▶ **Task to complete**
Report every line from the material that contains the word "Question".

▶ **Data provided**
■ ■ ■ ■

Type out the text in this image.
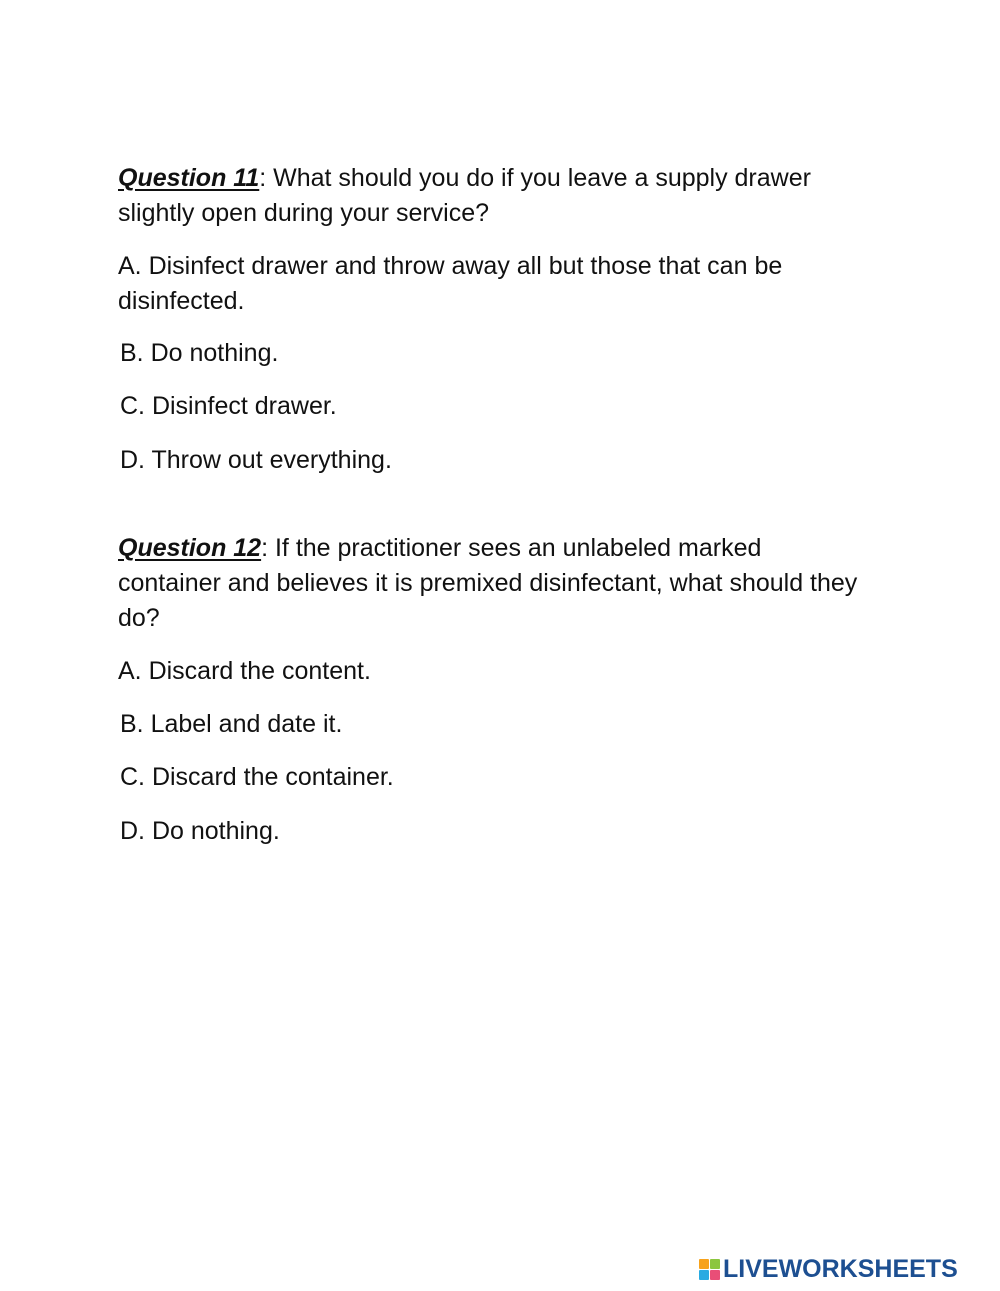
Question 11: What should you do if you leave a supply drawer slightly open during your service?
A. Disinfect drawer and throw away all but those that can be disinfected.
B. Do nothing.
C. Disinfect drawer.
D. Throw out everything.
Question 12: If the practitioner sees an unlabeled marked container and believes it is premixed disinfectant, what should they do?
A. Discard the content.
B. Label and date it.
C. Discard the container.
D. Do nothing.
LIVEWORKSHEETS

■ ■ ■ ■

▶ **Answer to this task**
Question 11: What should you do if you leave a supply drawer slightly open during your service?
Question 12: If the practitioner sees an unlabeled marked container and believes it is premixed disinfectant, what should they do?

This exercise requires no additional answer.